◆ What is being asked
Gather every line that includes the word "høner", please.

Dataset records
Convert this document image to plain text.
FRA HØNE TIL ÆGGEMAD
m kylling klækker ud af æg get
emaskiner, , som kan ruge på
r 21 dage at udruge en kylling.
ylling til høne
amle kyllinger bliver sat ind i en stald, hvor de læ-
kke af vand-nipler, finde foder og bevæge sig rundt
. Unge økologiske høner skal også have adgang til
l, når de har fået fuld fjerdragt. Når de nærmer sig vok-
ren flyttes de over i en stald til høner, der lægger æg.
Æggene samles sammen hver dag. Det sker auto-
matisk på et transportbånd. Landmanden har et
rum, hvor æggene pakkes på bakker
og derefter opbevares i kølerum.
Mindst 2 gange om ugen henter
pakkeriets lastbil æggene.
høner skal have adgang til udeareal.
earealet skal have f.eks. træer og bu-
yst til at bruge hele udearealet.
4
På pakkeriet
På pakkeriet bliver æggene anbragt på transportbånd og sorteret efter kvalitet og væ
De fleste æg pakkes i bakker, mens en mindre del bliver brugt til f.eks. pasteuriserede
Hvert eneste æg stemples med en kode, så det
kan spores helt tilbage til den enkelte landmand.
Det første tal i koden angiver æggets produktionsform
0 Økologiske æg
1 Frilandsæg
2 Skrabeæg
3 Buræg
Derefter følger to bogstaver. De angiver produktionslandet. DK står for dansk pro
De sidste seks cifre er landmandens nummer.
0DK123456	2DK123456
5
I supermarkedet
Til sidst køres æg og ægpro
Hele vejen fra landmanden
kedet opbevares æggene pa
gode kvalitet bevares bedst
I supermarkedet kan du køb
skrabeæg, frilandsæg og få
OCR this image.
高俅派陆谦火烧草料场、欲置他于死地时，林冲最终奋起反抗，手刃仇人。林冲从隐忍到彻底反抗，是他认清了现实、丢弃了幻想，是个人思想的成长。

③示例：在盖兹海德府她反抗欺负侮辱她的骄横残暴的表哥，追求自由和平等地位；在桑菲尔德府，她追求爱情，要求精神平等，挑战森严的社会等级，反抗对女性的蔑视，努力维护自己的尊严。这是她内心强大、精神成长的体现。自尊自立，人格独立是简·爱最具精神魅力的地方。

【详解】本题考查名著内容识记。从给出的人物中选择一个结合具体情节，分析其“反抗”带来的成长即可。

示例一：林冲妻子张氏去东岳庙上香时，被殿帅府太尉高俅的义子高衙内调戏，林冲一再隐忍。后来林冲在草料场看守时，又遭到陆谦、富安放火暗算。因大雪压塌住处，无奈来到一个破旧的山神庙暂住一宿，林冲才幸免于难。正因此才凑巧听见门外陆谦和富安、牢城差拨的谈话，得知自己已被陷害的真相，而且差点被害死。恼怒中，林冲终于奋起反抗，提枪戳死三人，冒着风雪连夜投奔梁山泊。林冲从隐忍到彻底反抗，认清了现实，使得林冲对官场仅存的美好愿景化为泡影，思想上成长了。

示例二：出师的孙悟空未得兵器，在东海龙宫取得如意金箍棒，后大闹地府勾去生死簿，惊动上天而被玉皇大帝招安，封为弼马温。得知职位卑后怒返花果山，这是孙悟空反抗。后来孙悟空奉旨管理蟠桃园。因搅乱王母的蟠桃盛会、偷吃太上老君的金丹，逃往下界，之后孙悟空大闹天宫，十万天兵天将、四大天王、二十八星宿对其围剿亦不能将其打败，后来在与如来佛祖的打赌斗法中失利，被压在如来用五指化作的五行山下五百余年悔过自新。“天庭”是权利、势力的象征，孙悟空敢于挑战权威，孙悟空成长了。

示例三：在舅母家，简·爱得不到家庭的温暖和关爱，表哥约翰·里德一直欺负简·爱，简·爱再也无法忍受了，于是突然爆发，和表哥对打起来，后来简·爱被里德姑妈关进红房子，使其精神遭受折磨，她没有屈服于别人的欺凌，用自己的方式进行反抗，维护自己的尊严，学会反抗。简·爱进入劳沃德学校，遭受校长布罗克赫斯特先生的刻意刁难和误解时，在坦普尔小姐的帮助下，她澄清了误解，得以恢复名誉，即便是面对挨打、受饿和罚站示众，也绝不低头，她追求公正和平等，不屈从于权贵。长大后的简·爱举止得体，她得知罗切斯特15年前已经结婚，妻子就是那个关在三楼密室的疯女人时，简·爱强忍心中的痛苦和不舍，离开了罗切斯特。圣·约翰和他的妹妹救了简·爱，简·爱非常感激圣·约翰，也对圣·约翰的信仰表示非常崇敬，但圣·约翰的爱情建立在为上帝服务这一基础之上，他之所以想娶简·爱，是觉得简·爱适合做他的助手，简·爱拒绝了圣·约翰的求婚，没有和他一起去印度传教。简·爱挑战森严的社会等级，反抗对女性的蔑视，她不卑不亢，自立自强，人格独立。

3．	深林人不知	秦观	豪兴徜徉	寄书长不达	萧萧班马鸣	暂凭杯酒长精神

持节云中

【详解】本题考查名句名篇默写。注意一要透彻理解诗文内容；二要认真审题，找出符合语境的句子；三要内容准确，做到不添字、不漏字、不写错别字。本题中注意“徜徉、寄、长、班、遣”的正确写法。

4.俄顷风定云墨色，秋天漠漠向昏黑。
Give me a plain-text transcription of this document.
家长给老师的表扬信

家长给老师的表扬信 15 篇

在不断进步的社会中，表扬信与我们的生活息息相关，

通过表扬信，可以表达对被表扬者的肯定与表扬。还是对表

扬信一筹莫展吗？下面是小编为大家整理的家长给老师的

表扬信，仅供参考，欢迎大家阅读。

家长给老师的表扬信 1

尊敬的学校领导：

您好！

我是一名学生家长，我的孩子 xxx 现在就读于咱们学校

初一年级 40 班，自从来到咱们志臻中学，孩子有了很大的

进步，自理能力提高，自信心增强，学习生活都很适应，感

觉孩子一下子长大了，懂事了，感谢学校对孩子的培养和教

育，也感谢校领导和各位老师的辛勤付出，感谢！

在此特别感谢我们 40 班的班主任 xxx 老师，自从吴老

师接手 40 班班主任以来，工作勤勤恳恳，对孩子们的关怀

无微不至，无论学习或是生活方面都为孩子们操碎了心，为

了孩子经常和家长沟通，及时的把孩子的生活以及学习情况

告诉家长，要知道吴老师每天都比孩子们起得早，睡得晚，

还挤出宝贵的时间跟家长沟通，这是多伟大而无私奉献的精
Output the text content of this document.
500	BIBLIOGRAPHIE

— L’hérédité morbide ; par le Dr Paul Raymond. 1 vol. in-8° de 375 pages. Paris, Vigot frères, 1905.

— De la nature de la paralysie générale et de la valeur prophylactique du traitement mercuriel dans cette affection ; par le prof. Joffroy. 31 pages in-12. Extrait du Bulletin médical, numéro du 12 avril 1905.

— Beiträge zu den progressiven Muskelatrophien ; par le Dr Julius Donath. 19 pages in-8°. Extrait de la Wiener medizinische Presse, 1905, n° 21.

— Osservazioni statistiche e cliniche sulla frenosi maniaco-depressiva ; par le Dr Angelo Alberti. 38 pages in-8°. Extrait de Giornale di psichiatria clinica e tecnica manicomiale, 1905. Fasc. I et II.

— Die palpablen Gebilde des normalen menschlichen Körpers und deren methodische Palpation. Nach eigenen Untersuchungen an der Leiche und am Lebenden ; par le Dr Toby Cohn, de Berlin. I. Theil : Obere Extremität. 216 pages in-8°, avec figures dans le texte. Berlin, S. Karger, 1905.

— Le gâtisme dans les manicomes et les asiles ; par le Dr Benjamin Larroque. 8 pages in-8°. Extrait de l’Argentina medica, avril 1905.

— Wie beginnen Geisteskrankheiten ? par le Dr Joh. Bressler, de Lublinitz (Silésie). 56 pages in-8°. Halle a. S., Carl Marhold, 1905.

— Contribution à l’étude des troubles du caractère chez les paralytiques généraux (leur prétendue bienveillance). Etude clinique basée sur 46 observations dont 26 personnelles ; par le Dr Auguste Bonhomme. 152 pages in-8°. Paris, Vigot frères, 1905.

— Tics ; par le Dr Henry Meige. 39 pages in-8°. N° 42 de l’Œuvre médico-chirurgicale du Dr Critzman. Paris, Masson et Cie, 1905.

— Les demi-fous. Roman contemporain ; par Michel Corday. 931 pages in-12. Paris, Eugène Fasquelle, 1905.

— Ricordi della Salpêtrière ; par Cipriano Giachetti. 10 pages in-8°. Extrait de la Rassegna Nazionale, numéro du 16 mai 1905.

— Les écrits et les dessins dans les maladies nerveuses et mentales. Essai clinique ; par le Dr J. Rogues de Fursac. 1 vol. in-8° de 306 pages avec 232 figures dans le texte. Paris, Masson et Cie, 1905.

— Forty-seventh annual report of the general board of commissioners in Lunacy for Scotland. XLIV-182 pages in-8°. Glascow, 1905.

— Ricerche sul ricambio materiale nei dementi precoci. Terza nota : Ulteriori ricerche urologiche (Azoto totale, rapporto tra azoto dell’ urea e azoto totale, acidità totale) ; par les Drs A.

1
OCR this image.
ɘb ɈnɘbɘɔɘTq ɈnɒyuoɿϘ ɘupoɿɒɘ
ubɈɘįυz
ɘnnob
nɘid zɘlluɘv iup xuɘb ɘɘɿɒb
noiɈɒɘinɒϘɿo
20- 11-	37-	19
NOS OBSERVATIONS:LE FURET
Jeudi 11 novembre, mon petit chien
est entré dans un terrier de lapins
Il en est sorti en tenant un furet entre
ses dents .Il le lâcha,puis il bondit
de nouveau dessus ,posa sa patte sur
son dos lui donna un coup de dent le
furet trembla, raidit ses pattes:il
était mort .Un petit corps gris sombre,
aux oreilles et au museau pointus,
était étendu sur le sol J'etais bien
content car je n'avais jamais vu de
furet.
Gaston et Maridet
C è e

◆ The response
. Unge økologiske høner skal også have adgang til
ren flyttes de over i en stald til høner, der lægger æg.
høner skal have adgang til udeareal.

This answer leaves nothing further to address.